[Exercise description] Give the data again, word for word.

Data records:
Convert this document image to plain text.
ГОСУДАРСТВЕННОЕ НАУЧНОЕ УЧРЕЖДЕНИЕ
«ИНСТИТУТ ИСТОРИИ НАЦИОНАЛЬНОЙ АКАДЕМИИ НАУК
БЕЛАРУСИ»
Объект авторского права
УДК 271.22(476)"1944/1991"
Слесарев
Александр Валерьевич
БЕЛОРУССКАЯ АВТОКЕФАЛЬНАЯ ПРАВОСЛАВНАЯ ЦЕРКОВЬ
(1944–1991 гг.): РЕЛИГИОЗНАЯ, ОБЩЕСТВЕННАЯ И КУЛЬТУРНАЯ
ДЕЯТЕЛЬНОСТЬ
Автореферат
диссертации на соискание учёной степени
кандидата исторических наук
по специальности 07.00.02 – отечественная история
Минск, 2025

[Answer in full]
Convert this document image to plain text.
ГОСУДАРСТВЕННОЕ НАУЧНОЕ УЧРЕЖДЕНИЕ
«ИНСТИТУТ ИСТОРИИ НАЦИОНАЛЬНОЙ АКАДЕМИИ НАУК
БЕЛАРУСИ»
Объект авторского права
УДК 271.22(476)"1944/1991"
Слесарев
Александр Валерьевич
БЕЛОРУССКАЯ АВТОКЕФАЛЬНАЯ ПРАВОСЛАВНАЯ ЦЕРКОВЬ
(1944–1991 гг.): РЕЛИГИОЗНАЯ, ОБЩЕСТВЕННАЯ И КУЛЬТУРНАЯ
ДЕЯТЕЛЬНОСТЬ
Автореферат
диссертации на соискание учёной степени
кандидата исторических наук
по специальности 07.00.02 – отечественная история
Минск, 2025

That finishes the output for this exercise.